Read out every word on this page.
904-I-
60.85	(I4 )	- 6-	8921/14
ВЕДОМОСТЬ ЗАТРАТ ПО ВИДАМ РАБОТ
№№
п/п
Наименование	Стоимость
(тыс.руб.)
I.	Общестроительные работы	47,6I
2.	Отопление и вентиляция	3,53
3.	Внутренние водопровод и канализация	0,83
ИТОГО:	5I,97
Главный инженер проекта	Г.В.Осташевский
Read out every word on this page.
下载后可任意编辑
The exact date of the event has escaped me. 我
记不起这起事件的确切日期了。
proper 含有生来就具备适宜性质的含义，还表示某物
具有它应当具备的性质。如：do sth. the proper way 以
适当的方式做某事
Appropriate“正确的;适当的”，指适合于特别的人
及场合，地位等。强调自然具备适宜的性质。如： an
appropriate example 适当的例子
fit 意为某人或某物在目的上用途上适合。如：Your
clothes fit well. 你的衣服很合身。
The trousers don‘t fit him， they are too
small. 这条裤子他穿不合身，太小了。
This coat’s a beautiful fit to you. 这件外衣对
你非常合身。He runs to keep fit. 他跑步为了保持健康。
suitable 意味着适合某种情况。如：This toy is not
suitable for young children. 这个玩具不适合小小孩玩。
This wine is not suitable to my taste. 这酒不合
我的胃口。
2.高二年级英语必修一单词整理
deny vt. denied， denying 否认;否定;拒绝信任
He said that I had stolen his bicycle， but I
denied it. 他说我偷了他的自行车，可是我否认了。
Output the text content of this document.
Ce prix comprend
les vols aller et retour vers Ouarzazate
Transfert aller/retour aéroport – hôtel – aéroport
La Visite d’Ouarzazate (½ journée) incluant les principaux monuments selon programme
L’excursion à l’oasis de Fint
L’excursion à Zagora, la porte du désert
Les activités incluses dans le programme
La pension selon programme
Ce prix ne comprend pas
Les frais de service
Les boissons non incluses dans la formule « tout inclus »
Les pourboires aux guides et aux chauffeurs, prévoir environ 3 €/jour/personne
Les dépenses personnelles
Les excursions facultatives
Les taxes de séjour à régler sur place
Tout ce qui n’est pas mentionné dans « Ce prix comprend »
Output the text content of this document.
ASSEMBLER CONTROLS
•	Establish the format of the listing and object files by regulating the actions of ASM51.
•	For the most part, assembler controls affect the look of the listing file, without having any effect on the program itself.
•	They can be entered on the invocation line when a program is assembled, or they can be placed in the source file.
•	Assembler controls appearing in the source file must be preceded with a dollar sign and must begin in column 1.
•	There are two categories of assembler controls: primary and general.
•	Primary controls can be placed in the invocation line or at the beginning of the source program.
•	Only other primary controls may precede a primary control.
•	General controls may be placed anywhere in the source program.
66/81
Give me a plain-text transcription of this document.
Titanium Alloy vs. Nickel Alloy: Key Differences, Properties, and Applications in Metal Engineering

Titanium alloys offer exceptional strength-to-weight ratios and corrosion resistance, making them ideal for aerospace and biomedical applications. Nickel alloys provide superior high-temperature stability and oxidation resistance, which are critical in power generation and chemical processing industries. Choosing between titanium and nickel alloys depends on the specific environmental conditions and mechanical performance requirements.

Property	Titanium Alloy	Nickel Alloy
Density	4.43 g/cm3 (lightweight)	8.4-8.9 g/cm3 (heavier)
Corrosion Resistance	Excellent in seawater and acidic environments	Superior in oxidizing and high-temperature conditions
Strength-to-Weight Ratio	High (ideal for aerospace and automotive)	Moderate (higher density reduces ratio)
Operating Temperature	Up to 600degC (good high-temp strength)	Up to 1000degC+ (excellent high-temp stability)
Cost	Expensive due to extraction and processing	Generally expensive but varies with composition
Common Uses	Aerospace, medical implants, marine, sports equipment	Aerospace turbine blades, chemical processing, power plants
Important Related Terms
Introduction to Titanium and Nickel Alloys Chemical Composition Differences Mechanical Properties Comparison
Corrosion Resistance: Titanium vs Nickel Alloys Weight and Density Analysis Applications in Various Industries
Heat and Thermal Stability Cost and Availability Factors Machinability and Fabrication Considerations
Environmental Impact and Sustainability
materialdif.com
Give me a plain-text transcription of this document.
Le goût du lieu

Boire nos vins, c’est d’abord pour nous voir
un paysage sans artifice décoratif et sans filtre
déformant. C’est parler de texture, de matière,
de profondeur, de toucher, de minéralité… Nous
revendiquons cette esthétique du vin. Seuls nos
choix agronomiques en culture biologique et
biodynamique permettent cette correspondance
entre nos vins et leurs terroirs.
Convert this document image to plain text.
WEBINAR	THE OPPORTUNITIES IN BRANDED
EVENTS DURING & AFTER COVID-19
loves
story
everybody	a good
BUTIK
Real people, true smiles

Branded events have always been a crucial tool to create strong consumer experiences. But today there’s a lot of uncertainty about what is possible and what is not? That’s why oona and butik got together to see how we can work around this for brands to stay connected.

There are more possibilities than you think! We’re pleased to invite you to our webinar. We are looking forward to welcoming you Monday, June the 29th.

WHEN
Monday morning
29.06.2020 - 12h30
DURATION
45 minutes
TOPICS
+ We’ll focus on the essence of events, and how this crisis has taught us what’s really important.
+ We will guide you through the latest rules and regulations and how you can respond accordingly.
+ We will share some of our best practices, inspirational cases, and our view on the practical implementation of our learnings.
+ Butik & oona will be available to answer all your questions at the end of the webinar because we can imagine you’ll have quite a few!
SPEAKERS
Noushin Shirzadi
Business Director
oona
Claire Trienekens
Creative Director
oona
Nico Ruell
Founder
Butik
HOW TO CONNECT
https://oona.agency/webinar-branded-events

Your goal: Write the whole listing out again. Keep every line exactly as it is.

Answer to this task:
Read out every word on this page.
904-I-
60.85	(I4 )	- 6-	8921/14
ВЕДОМОСТЬ ЗАТРАТ ПО ВИДАМ РАБОТ
№№
п/п
Наименование	Стоимость
(тыс.руб.)
I.	Общестроительные работы	47,6I
2.	Отопление и вентиляция	3,53
3.	Внутренние водопровод и канализация	0,83
ИТОГО:	5I,97
Главный инженер проекта	Г.В.Осташевский
Read out every word on this page.
下载后可任意编辑
The exact date of the event has escaped me. 我
记不起这起事件的确切日期了。
proper 含有生来就具备适宜性质的含义，还表示某物
具有它应当具备的性质。如：do sth. the proper way 以
适当的方式做某事
Appropriate“正确的;适当的”，指适合于特别的人
及场合，地位等。强调自然具备适宜的性质。如： an
appropriate example 适当的例子
fit 意为某人或某物在目的上用途上适合。如：Your
clothes fit well. 你的衣服很合身。
The trousers don‘t fit him， they are too
small. 这条裤子他穿不合身，太小了。
This coat’s a beautiful fit to you. 这件外衣对
你非常合身。He runs to keep fit. 他跑步为了保持健康。
suitable 意味着适合某种情况。如：This toy is not
suitable for young children. 这个玩具不适合小小孩玩。
This wine is not suitable to my taste. 这酒不合
我的胃口。
2.高二年级英语必修一单词整理
deny vt. denied， denying 否认;否定;拒绝信任
He said that I had stolen his bicycle， but I
denied it. 他说我偷了他的自行车，可是我否认了。
Output the text content of this document.
Ce prix comprend
les vols aller et retour vers Ouarzazate
Transfert aller/retour aéroport – hôtel – aéroport
La Visite d’Ouarzazate (½ journée) incluant les principaux monuments selon programme
L’excursion à l’oasis de Fint
L’excursion à Zagora, la porte du désert
Les activités incluses dans le programme
La pension selon programme
Ce prix ne comprend pas
Les frais de service
Les boissons non incluses dans la formule « tout inclus »
Les pourboires aux guides et aux chauffeurs, prévoir environ 3 €/jour/personne
Les dépenses personnelles
Les excursions facultatives
Les taxes de séjour à régler sur place
Tout ce qui n’est pas mentionné dans « Ce prix comprend »
Output the text content of this document.
ASSEMBLER CONTROLS
•	Establish the format of the listing and object files by regulating the actions of ASM51.
•	For the most part, assembler controls affect the look of the listing file, without having any effect on the program itself.
•	They can be entered on the invocation line when a program is assembled, or they can be placed in the source file.
•	Assembler controls appearing in the source file must be preceded with a dollar sign and must begin in column 1.
•	There are two categories of assembler controls: primary and general.
•	Primary controls can be placed in the invocation line or at the beginning of the source program.
•	Only other primary controls may precede a primary control.
•	General controls may be placed anywhere in the source program.
66/81
Give me a plain-text transcription of this document.
Titanium Alloy vs. Nickel Alloy: Key Differences, Properties, and Applications in Metal Engineering

Titanium alloys offer exceptional strength-to-weight ratios and corrosion resistance, making them ideal for aerospace and biomedical applications. Nickel alloys provide superior high-temperature stability and oxidation resistance, which are critical in power generation and chemical processing industries. Choosing between titanium and nickel alloys depends on the specific environmental conditions and mechanical performance requirements.

Property	Titanium Alloy	Nickel Alloy
Density	4.43 g/cm3 (lightweight)	8.4-8.9 g/cm3 (heavier)
Corrosion Resistance	Excellent in seawater and acidic environments	Superior in oxidizing and high-temperature conditions
Strength-to-Weight Ratio	High (ideal for aerospace and automotive)	Moderate (higher density reduces ratio)
Operating Temperature	Up to 600degC (good high-temp strength)	Up to 1000degC+ (excellent high-temp stability)
Cost	Expensive due to extraction and processing	Generally expensive but varies with composition
Common Uses	Aerospace, medical implants, marine, sports equipment	Aerospace turbine blades, chemical processing, power plants
Important Related Terms
Introduction to Titanium and Nickel Alloys Chemical Composition Differences Mechanical Properties Comparison
Corrosion Resistance: Titanium vs Nickel Alloys Weight and Density Analysis Applications in Various Industries
Heat and Thermal Stability Cost and Availability Factors Machinability and Fabrication Considerations
Environmental Impact and Sustainability
materialdif.com
Give me a plain-text transcription of this document.
Le goût du lieu

Boire nos vins, c’est d’abord pour nous voir
un paysage sans artifice décoratif et sans filtre
déformant. C’est parler de texture, de matière,
de profondeur, de toucher, de minéralité… Nous
revendiquons cette esthétique du vin. Seuls nos
choix agronomiques en culture biologique et
biodynamique permettent cette correspondance
entre nos vins et leurs terroirs.
Convert this document image to plain text.
WEBINAR	THE OPPORTUNITIES IN BRANDED
EVENTS DURING & AFTER COVID-19
loves
story
everybody	a good
BUTIK
Real people, true smiles

Branded events have always been a crucial tool to create strong consumer experiences. But today there’s a lot of uncertainty about what is possible and what is not? That’s why oona and butik got together to see how we can work around this for brands to stay connected.

There are more possibilities than you think! We’re pleased to invite you to our webinar. We are looking forward to welcoming you Monday, June the 29th.

WHEN
Monday morning
29.06.2020 - 12h30
DURATION
45 minutes
TOPICS
+ We’ll focus on the essence of events, and how this crisis has taught us what’s really important.
+ We will guide you through the latest rules and regulations and how you can respond accordingly.
+ We will share some of our best practices, inspirational cases, and our view on the practical implementation of our learnings.
+ Butik & oona will be available to answer all your questions at the end of the webinar because we can imagine you’ll have quite a few!
SPEAKERS
Noushin Shirzadi
Business Director
oona
Claire Trienekens
Creative Director
oona
Nico Ruell
Founder
Butik
HOW TO CONNECT
https://oona.agency/webinar-branded-events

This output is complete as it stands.